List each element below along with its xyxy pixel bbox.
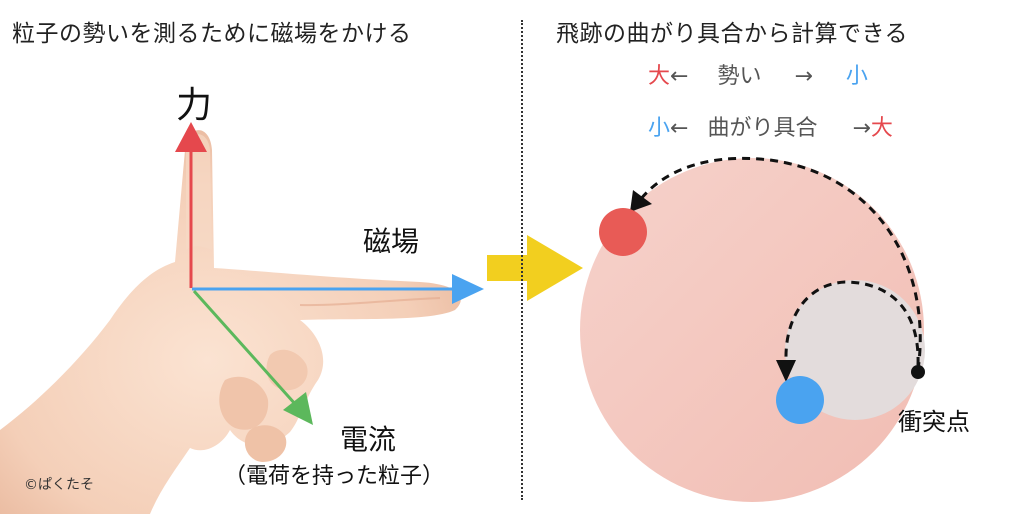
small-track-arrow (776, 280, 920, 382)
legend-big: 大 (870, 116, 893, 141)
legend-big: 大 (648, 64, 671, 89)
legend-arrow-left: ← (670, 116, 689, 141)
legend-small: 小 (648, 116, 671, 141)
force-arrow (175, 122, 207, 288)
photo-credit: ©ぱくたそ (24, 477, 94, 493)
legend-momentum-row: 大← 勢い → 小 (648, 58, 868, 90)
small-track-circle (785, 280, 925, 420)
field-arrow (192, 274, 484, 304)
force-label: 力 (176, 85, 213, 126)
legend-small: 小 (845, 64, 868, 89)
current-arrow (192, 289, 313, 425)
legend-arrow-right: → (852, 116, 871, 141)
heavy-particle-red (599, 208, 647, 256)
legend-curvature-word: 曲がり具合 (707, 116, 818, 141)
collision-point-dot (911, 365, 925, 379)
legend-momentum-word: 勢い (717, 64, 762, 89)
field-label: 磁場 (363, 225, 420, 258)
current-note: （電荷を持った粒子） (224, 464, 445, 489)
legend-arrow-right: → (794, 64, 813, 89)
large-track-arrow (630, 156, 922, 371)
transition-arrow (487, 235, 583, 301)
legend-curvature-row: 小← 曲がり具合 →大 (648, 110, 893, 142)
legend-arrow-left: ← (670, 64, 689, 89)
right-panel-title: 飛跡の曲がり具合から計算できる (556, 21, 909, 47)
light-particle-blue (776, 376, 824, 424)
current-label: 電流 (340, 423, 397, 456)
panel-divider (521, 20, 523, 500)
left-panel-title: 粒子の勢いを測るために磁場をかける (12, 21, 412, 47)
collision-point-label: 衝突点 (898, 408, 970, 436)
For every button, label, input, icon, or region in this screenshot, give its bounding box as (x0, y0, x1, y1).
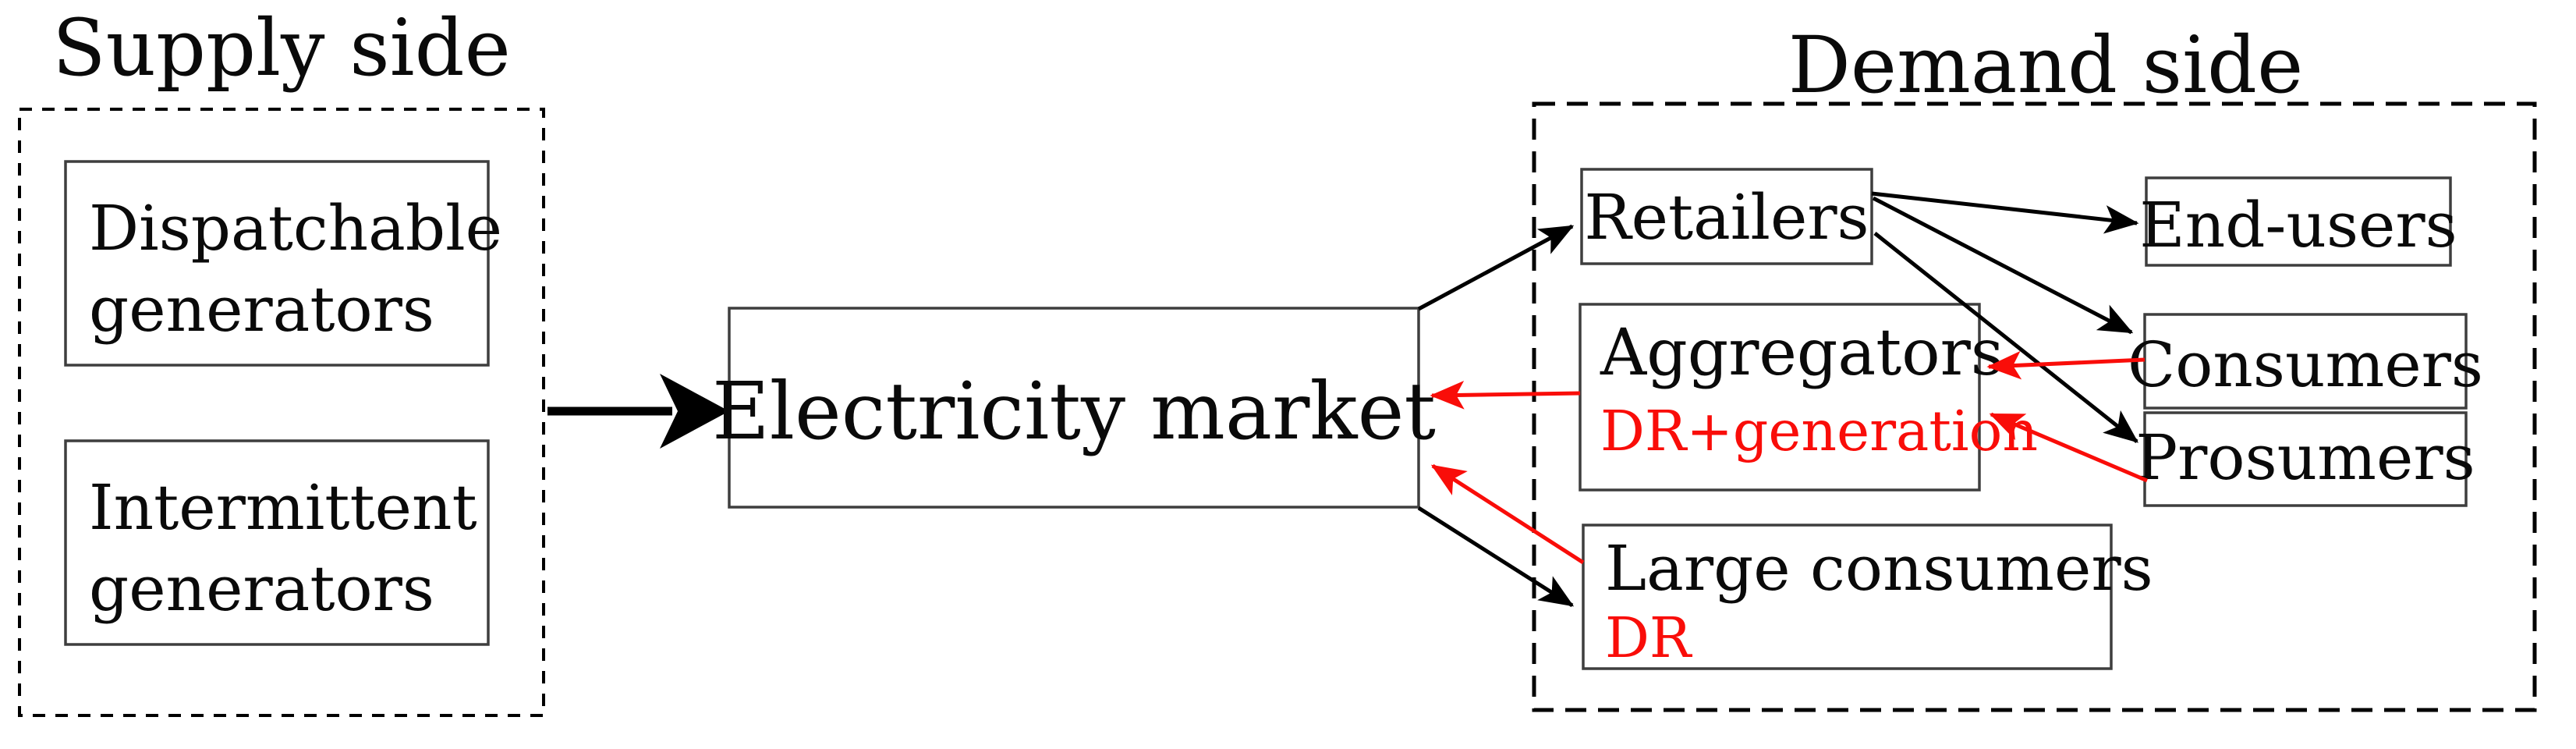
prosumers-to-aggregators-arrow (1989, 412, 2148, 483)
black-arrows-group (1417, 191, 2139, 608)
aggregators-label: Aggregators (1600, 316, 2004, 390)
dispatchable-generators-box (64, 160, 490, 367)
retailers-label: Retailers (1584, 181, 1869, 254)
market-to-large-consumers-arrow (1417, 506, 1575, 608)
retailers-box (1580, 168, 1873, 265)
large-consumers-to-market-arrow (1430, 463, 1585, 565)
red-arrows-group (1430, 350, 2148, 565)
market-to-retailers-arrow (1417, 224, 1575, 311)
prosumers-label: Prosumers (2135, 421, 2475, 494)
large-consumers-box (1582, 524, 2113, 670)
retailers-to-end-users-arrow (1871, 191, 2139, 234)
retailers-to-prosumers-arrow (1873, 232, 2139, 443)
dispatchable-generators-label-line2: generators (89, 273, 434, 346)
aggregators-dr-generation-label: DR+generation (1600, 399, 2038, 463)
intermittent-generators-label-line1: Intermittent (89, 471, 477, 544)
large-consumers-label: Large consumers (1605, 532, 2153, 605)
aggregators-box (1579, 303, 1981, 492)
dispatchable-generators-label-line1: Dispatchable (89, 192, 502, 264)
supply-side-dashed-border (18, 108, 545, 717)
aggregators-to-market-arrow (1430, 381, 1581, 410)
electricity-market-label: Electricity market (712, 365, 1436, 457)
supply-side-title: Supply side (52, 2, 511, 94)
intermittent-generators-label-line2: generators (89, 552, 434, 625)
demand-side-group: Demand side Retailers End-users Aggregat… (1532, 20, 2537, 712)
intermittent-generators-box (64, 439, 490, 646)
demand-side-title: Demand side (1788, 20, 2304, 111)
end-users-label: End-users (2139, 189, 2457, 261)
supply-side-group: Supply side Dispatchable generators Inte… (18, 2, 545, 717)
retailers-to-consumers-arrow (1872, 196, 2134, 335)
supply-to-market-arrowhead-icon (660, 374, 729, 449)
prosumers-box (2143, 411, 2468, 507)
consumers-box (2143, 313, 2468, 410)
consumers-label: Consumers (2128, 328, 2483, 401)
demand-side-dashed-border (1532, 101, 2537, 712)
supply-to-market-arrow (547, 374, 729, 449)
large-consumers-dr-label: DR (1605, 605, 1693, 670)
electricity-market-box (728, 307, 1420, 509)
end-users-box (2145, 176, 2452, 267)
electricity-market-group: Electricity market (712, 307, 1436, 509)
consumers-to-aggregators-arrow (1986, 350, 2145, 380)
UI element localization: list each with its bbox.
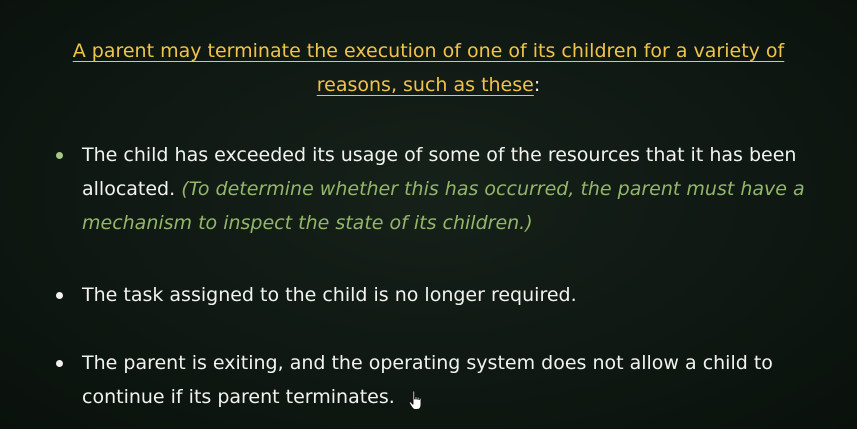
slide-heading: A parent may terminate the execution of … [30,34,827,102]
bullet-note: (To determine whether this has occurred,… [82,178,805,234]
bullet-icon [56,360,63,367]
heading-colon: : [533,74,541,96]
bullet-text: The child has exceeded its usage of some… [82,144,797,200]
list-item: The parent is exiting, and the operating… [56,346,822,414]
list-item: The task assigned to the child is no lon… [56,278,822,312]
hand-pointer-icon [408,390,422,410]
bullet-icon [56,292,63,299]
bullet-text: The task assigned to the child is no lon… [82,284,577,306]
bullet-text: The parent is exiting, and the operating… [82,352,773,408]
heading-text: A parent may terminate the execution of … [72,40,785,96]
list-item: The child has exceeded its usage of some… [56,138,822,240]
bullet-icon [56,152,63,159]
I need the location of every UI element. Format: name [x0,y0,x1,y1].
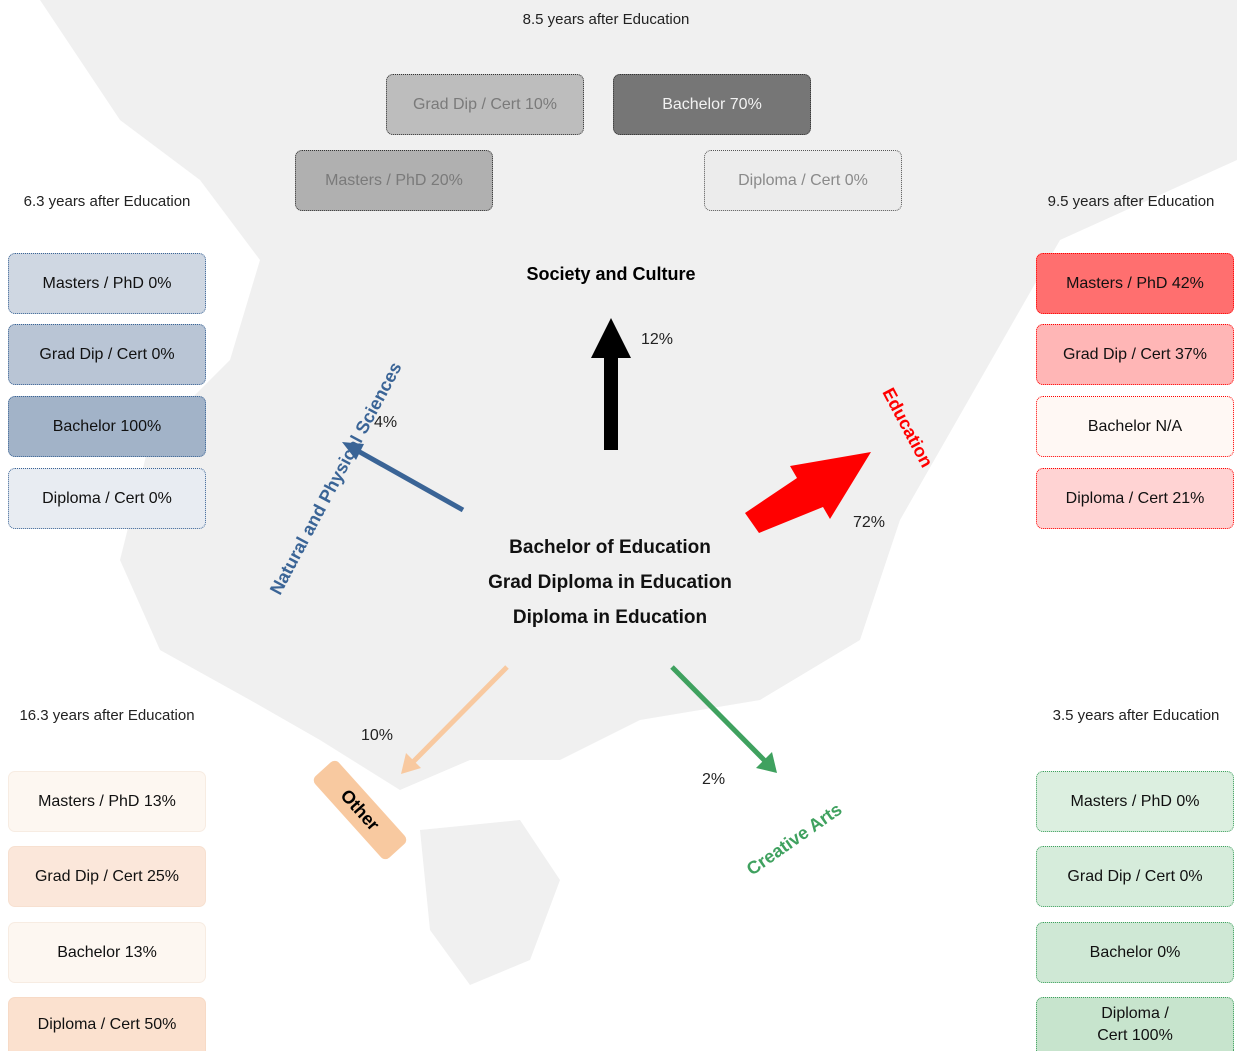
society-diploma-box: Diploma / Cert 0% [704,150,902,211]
========================
### EXERCISE TASK
Write out every one of the records above line for line, without altering a single character, and leave out the pictures.

### OUTPUT FOR THIS EXERCISE
List each element below along with its xyxy pixel bbox.
small-track-arrow (776, 280, 920, 382)
legend-big: 大 (870, 116, 893, 141)
legend-big: 大 (648, 64, 671, 89)
legend-arrow-left: ← (670, 116, 689, 141)
legend-small: 小 (648, 116, 671, 141)
force-arrow (175, 122, 207, 288)
photo-credit: ©ぱくたそ (24, 477, 94, 493)
legend-momentum-row: 大← 勢い → 小 (648, 58, 868, 90)
small-track-circle (785, 280, 925, 420)
field-arrow (192, 274, 484, 304)
force-label: 力 (176, 85, 213, 126)
legend-small: 小 (845, 64, 868, 89)
current-arrow (192, 289, 313, 425)
legend-arrow-right: → (852, 116, 871, 141)
heavy-particle-red (599, 208, 647, 256)
legend-curvature-word: 曲がり具合 (707, 116, 818, 141)
collision-point-dot (911, 365, 925, 379)
legend-momentum-word: 勢い (717, 64, 762, 89)
field-label: 磁場 (363, 225, 420, 258)
current-note: （電荷を持った粒子） (224, 464, 445, 489)
legend-arrow-right: → (794, 64, 813, 89)
large-track-arrow (630, 156, 922, 371)
transition-arrow (487, 235, 583, 301)
legend-curvature-row: 小← 曲がり具合 →大 (648, 110, 893, 142)
legend-arrow-left: ← (670, 64, 689, 89)
right-panel-title: 飛跡の曲がり具合から計算できる (556, 21, 909, 47)
light-particle-blue (776, 376, 824, 424)
current-label: 電流 (340, 423, 397, 456)
panel-divider (521, 20, 523, 500)
left-panel-title: 粒子の勢いを測るために磁場をかける (12, 21, 412, 47)
collision-point-label: 衝突点 (898, 408, 970, 436)
For every button, label, input, icon, or region in this screenshot, give its bounding box as (x0, y0, x1, y1).
prosumers-to-aggregators-arrow (1989, 412, 2148, 483)
black-arrows-group (1417, 191, 2139, 608)
aggregators-label: Aggregators (1600, 316, 2004, 390)
dispatchable-generators-box (64, 160, 490, 367)
retailers-label: Retailers (1584, 181, 1869, 254)
market-to-large-consumers-arrow (1417, 506, 1575, 608)
retailers-box (1580, 168, 1873, 265)
large-consumers-to-market-arrow (1430, 463, 1585, 565)
red-arrows-group (1430, 350, 2148, 565)
market-to-retailers-arrow (1417, 224, 1575, 311)
prosumers-label: Prosumers (2135, 421, 2475, 494)
large-consumers-box (1582, 524, 2113, 670)
retailers-to-end-users-arrow (1871, 191, 2139, 234)
retailers-to-prosumers-arrow (1873, 232, 2139, 443)
dispatchable-generators-label-line2: generators (89, 273, 434, 346)
aggregators-dr-generation-label: DR+generation (1600, 399, 2038, 463)
intermittent-generators-label-line1: Intermittent (89, 471, 477, 544)
large-consumers-label: Large consumers (1605, 532, 2153, 605)
aggregators-box (1579, 303, 1981, 492)
dispatchable-generators-label-line1: Dispatchable (89, 192, 502, 264)
supply-side-dashed-border (18, 108, 545, 717)
aggregators-to-market-arrow (1430, 381, 1581, 410)
electricity-market-label: Electricity market (712, 365, 1436, 457)
supply-side-title: Supply side (52, 2, 511, 94)
intermittent-generators-label-line2: generators (89, 552, 434, 625)
demand-side-group: Demand side Retailers End-users Aggregat… (1532, 20, 2537, 712)
intermittent-generators-box (64, 439, 490, 646)
demand-side-title: Demand side (1788, 20, 2304, 111)
end-users-label: End-users (2139, 189, 2457, 261)
supply-side-group: Supply side Dispatchable generators Inte… (18, 2, 545, 717)
retailers-to-consumers-arrow (1872, 196, 2134, 335)
supply-to-market-arrowhead-icon (660, 374, 729, 449)
prosumers-box (2143, 411, 2468, 507)
consumers-box (2143, 313, 2468, 410)
consumers-label: Consumers (2128, 328, 2483, 401)
demand-side-dashed-border (1532, 101, 2537, 712)
supply-to-market-arrow (547, 374, 729, 449)
large-consumers-dr-label: DR (1605, 605, 1693, 670)
electricity-market-box (728, 307, 1420, 509)
end-users-box (2145, 176, 2452, 267)
electricity-market-group: Electricity market (712, 307, 1436, 509)
consumers-to-aggregators-arrow (1986, 350, 2145, 380)
UI element localization: list each with its bbox.
slide-heading: A parent may terminate the execution of … [30,34,827,102]
bullet-note: (To determine whether this has occurred,… [82,178,805,234]
bullet-icon [56,360,63,367]
heading-colon: : [533,74,541,96]
bullet-text: The child has exceeded its usage of some… [82,144,797,200]
list-item: The parent is exiting, and the operating… [56,346,822,414]
list-item: The task assigned to the child is no lon… [56,278,822,312]
hand-pointer-icon [408,390,422,410]
bullet-icon [56,292,63,299]
bullet-text: The task assigned to the child is no lon… [82,284,577,306]
bullet-text: The parent is exiting, and the operating… [82,352,773,408]
heading-text: A parent may terminate the execution of … [72,40,785,96]
list-item: The child has exceeded its usage of some… [56,138,822,240]
bullet-icon [56,152,63,159]
I need the location of every UI element. Format: name [x0,y0,x1,y1].
society-diploma-box: Diploma / Cert 0% [704,150,902,211]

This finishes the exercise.